| Data listing |
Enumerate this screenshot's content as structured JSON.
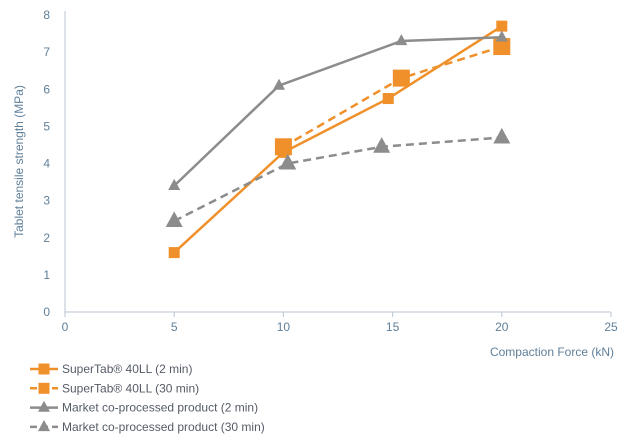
{
  "chart_data": {
    "type": "line",
    "xlabel": "Compaction Force (kN)",
    "ylabel": "Tablet tensile strength (MPa)",
    "xlim": [
      0,
      25
    ],
    "ylim": [
      0,
      8
    ],
    "xticks": [
      0,
      5,
      10,
      15,
      20,
      25
    ],
    "yticks": [
      0,
      1,
      2,
      3,
      4,
      5,
      6,
      7,
      8
    ],
    "grid": false,
    "legend_position": "bottom-left",
    "series": [
      {
        "name": "SuperTab® 40LL (2 min)",
        "color": "#f0902a",
        "line": "solid",
        "marker": "square",
        "marker_size": "small",
        "points": [
          [
            5,
            1.6
          ],
          [
            10,
            4.3
          ],
          [
            14.8,
            5.75
          ],
          [
            20,
            7.7
          ]
        ]
      },
      {
        "name": "SuperTab® 40LL (30 min)",
        "color": "#f0902a",
        "line": "dashed",
        "marker": "square",
        "marker_size": "large",
        "points": [
          [
            10,
            4.45
          ],
          [
            15.4,
            6.3
          ],
          [
            20,
            7.15
          ]
        ]
      },
      {
        "name": "Market co-processed product (2 min)",
        "color": "#8c8c8c",
        "line": "solid",
        "marker": "triangle",
        "marker_size": "small",
        "points": [
          [
            5,
            3.4
          ],
          [
            9.8,
            6.1
          ],
          [
            15.4,
            7.3
          ],
          [
            20,
            7.4
          ]
        ]
      },
      {
        "name": "Market co-processed product (30 min)",
        "color": "#8c8c8c",
        "line": "dashed",
        "marker": "triangle",
        "marker_size": "large",
        "points": [
          [
            5,
            2.45
          ],
          [
            10.2,
            4.0
          ],
          [
            14.5,
            4.45
          ],
          [
            20,
            4.7
          ]
        ]
      }
    ]
  }
}
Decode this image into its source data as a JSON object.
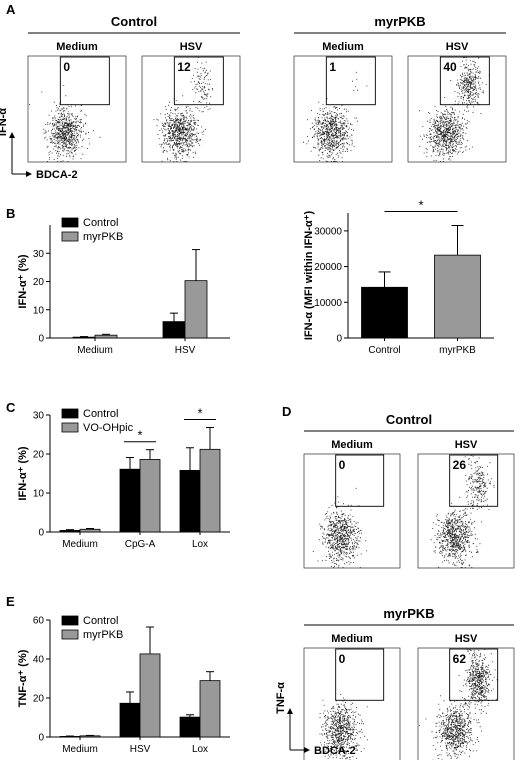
{
  "panels": {
    "A": {
      "letter": "A",
      "groups": [
        {
          "title": "Control",
          "plots": [
            {
              "label": "Medium",
              "value": "0"
            },
            {
              "label": "HSV",
              "value": "12"
            }
          ]
        },
        {
          "title": "myrPKB",
          "plots": [
            {
              "label": "Medium",
              "value": "1"
            },
            {
              "label": "HSV",
              "value": "40"
            }
          ]
        }
      ],
      "y_axis_label": "IFN-α",
      "x_axis_label": "BDCA-2"
    },
    "B": {
      "letter": "B"
    },
    "C": {
      "letter": "C"
    },
    "D": {
      "letter": "D",
      "groups": [
        {
          "title": "Control",
          "plots": [
            {
              "label": "Medium",
              "value": "0"
            },
            {
              "label": "HSV",
              "value": "26"
            }
          ]
        },
        {
          "title": "myrPKB",
          "plots": [
            {
              "label": "Medium",
              "value": "0"
            },
            {
              "label": "HSV",
              "value": "62"
            }
          ]
        }
      ],
      "y_axis_label": "TNF-α",
      "x_axis_label": "BDCA-2"
    },
    "E": {
      "letter": "E"
    }
  },
  "chart_data": [
    {
      "id": "B-left",
      "type": "bar",
      "categories": [
        "Medium",
        "HSV"
      ],
      "series": [
        {
          "name": "Control",
          "values": [
            0.3,
            5.8
          ],
          "errors": [
            0.2,
            3.0
          ],
          "color": "#000000"
        },
        {
          "name": "myrPKB",
          "values": [
            1.0,
            20.3
          ],
          "errors": [
            0.3,
            11.0
          ],
          "color": "#999999"
        }
      ],
      "ylabel": "IFN-α⁺ (%)",
      "ylim": [
        0,
        40
      ],
      "yticks": [
        "0",
        "10",
        "20",
        "30"
      ],
      "legend": "top-left",
      "significance": []
    },
    {
      "id": "B-right",
      "type": "bar",
      "categories": [
        "Control",
        "myrPKB"
      ],
      "series": [
        {
          "values": [
            14200,
            23200
          ],
          "errors": [
            4300,
            8300
          ],
          "colors": [
            "#000000",
            "#999999"
          ]
        }
      ],
      "ylabel": "IFN-α (MFI within IFN-α⁺)",
      "ylim": [
        0,
        35000
      ],
      "yticks": [
        "0",
        "10000",
        "20000",
        "30000"
      ],
      "significance": [
        {
          "text": "*",
          "between": [
            0,
            1
          ]
        }
      ]
    },
    {
      "id": "C",
      "type": "bar",
      "categories": [
        "Medium",
        "CpG-A",
        "Lox"
      ],
      "series": [
        {
          "name": "Control",
          "values": [
            0.4,
            16.1,
            15.8
          ],
          "errors": [
            0.2,
            3.0,
            5.8
          ],
          "color": "#000000"
        },
        {
          "name": "VO-OHpic",
          "values": [
            0.7,
            18.6,
            21.2
          ],
          "errors": [
            0.2,
            2.5,
            5.6
          ],
          "color": "#999999"
        }
      ],
      "ylabel": "IFN-α⁺ (%)",
      "ylim": [
        0,
        30
      ],
      "yticks": [
        "0",
        "10",
        "20",
        "30"
      ],
      "legend": "top-left",
      "significance": [
        {
          "text": "*",
          "category": 1
        },
        {
          "text": "*",
          "category": 2
        }
      ]
    },
    {
      "id": "E",
      "type": "bar",
      "categories": [
        "Medium",
        "HSV",
        "Lox"
      ],
      "series": [
        {
          "name": "Control",
          "values": [
            0.3,
            17.3,
            10.2
          ],
          "errors": [
            0.2,
            5.8,
            1.2
          ],
          "color": "#000000"
        },
        {
          "name": "myrPKB",
          "values": [
            0.6,
            42.6,
            28.9
          ],
          "errors": [
            0.2,
            13.8,
            4.6
          ],
          "color": "#999999"
        }
      ],
      "ylabel": "TNF-α⁺ (%)",
      "ylim": [
        0,
        60
      ],
      "yticks": [
        "0",
        "20",
        "40",
        "60"
      ],
      "legend": "top-left",
      "significance": []
    }
  ]
}
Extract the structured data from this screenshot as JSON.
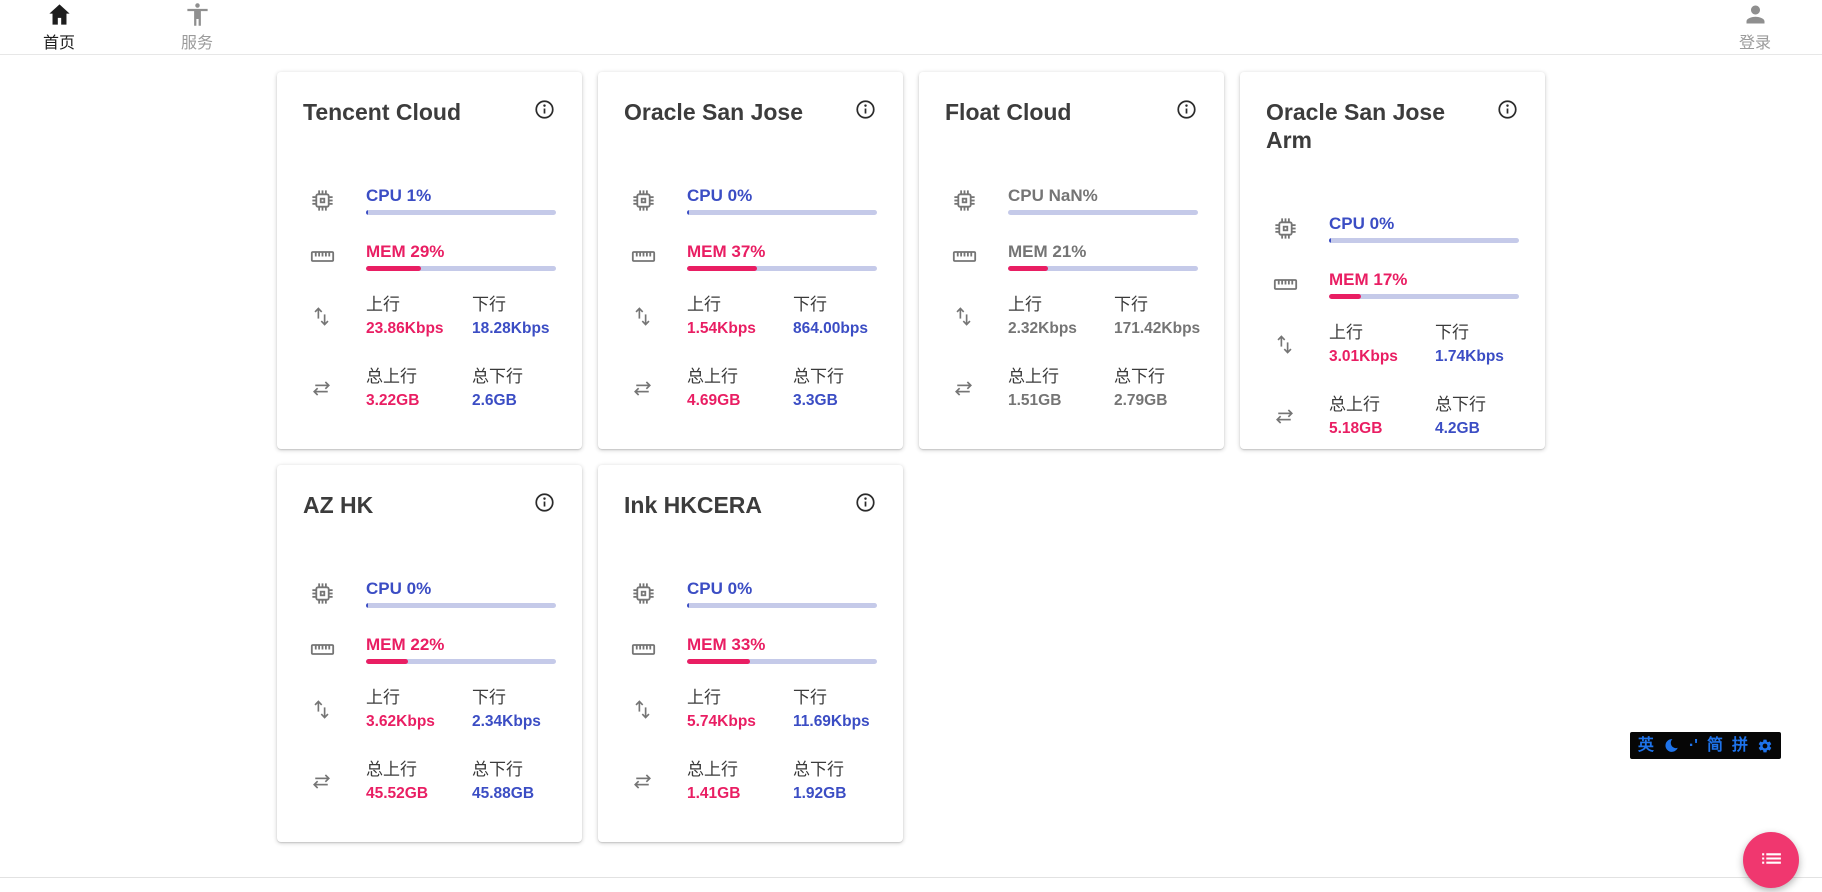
{
  "nav": {
    "home": {
      "label": "首页"
    },
    "services": {
      "label": "服务"
    },
    "login": {
      "label": "登录"
    }
  },
  "labels": {
    "up": "上行",
    "down": "下行",
    "total_up": "总上行",
    "total_down": "总下行"
  },
  "servers": [
    {
      "name": "Tencent Cloud",
      "cpu_text": "CPU 1%",
      "cpu_pct": 1,
      "mem_text": "MEM 29%",
      "mem_pct": 29,
      "online": true,
      "up": "23.86Kbps",
      "down": "18.28Kbps",
      "total_up": "3.22GB",
      "total_down": "2.6GB"
    },
    {
      "name": "Oracle San Jose",
      "cpu_text": "CPU 0%",
      "cpu_pct": 0,
      "mem_text": "MEM 37%",
      "mem_pct": 37,
      "online": true,
      "up": "1.54Kbps",
      "down": "864.00bps",
      "total_up": "4.69GB",
      "total_down": "3.3GB"
    },
    {
      "name": "Float Cloud",
      "cpu_text": "CPU NaN%",
      "cpu_pct": 0,
      "mem_text": "MEM 21%",
      "mem_pct": 21,
      "online": false,
      "up": "2.32Kbps",
      "down": "171.42Kbps",
      "total_up": "1.51GB",
      "total_down": "2.79GB"
    },
    {
      "name": "Oracle San Jose Arm",
      "cpu_text": "CPU 0%",
      "cpu_pct": 0,
      "mem_text": "MEM 17%",
      "mem_pct": 17,
      "online": true,
      "up": "3.01Kbps",
      "down": "1.74Kbps",
      "total_up": "5.18GB",
      "total_down": "4.2GB"
    },
    {
      "name": "AZ HK",
      "cpu_text": "CPU 0%",
      "cpu_pct": 0,
      "mem_text": "MEM 22%",
      "mem_pct": 22,
      "online": true,
      "up": "3.62Kbps",
      "down": "2.34Kbps",
      "total_up": "45.52GB",
      "total_down": "45.88GB"
    },
    {
      "name": "Ink HKCERA",
      "cpu_text": "CPU 0%",
      "cpu_pct": 0,
      "mem_text": "MEM 33%",
      "mem_pct": 33,
      "online": true,
      "up": "5.74Kbps",
      "down": "11.69Kbps",
      "total_up": "1.41GB",
      "total_down": "1.92GB"
    }
  ],
  "ime": {
    "lang": "英",
    "punct": "·'",
    "simplified": "简",
    "pinyin": "拼"
  },
  "colors": {
    "cpu_blue": "#3b4dc4",
    "mem_pink": "#e91e63",
    "track": "#c5cae9",
    "offline_gray": "#757575",
    "fab_pink": "#f0376f",
    "ime_blue": "#1e73eb"
  }
}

| What is required |
Return every line in the listing that contains the word "Cloud".

| Answer to this problem |
      "name": "Tencent Cloud",
      "name": "Float Cloud",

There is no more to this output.